> [DATA TO PROCESS]:
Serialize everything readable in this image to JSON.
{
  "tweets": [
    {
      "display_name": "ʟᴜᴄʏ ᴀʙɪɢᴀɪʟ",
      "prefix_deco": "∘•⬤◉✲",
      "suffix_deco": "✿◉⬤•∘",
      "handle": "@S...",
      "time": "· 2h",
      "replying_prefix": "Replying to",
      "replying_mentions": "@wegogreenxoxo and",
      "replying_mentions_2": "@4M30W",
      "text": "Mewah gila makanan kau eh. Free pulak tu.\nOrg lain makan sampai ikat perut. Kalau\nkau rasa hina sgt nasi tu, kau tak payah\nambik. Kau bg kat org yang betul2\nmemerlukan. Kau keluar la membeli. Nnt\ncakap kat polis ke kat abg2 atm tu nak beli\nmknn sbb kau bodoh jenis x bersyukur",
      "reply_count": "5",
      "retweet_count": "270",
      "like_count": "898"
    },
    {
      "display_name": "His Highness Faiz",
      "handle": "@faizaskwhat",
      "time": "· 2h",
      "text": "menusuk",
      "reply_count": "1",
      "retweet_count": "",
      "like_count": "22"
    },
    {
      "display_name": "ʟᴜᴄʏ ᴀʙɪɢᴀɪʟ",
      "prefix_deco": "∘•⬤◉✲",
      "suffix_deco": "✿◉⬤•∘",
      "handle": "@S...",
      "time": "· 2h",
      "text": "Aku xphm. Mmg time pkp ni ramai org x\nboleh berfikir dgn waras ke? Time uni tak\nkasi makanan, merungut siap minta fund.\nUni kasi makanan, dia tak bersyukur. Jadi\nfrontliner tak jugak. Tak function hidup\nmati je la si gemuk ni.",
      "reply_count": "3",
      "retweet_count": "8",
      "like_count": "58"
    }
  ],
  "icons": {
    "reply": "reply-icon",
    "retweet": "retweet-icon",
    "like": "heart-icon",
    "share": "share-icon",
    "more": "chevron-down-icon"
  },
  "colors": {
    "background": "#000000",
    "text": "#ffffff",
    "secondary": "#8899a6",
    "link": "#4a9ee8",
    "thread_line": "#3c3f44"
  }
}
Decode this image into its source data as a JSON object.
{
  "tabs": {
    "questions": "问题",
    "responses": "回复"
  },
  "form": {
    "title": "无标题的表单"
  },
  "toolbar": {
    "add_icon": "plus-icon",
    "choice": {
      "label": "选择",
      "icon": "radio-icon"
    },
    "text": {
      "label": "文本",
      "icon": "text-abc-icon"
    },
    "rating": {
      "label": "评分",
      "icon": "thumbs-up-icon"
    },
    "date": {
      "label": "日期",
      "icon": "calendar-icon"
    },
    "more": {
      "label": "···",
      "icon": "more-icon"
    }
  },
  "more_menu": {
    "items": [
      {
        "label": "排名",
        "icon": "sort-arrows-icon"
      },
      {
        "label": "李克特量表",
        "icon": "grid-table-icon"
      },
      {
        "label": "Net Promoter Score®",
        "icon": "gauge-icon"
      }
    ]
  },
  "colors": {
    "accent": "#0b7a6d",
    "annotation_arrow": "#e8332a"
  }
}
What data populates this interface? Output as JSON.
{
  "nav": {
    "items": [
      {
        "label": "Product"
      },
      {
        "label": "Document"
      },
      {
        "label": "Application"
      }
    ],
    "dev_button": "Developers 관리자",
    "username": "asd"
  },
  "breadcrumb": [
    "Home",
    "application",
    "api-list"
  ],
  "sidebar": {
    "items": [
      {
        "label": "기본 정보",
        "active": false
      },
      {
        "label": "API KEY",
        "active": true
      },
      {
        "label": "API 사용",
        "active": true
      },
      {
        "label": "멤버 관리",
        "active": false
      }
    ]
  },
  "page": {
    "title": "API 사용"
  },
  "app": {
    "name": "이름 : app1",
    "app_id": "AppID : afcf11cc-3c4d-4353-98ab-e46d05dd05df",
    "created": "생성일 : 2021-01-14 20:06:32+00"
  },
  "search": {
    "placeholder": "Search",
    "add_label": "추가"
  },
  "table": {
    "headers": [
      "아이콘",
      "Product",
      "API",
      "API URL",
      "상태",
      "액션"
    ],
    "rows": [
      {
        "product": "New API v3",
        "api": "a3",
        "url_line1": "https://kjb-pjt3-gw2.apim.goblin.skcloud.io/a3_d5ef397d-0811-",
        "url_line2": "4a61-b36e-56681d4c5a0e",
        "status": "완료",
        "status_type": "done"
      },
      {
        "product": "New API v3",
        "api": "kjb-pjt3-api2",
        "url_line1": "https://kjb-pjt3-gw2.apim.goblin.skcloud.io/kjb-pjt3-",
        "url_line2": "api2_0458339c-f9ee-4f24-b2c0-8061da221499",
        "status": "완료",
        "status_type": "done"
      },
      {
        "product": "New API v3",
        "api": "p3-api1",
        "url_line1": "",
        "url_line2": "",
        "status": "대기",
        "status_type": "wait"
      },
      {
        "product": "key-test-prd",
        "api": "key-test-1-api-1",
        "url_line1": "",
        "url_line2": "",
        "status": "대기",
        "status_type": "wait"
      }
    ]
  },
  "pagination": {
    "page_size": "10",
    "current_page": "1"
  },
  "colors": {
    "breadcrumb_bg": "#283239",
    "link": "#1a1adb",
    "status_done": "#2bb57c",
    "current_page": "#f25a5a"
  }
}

> [EXERCISE DIRECTIONS]: Identify the lines in the entries that hold "test" and return each one.

> [TASK OUTPUT]:
        "product": "key-test-prd",
        "api": "key-test-1-api-1",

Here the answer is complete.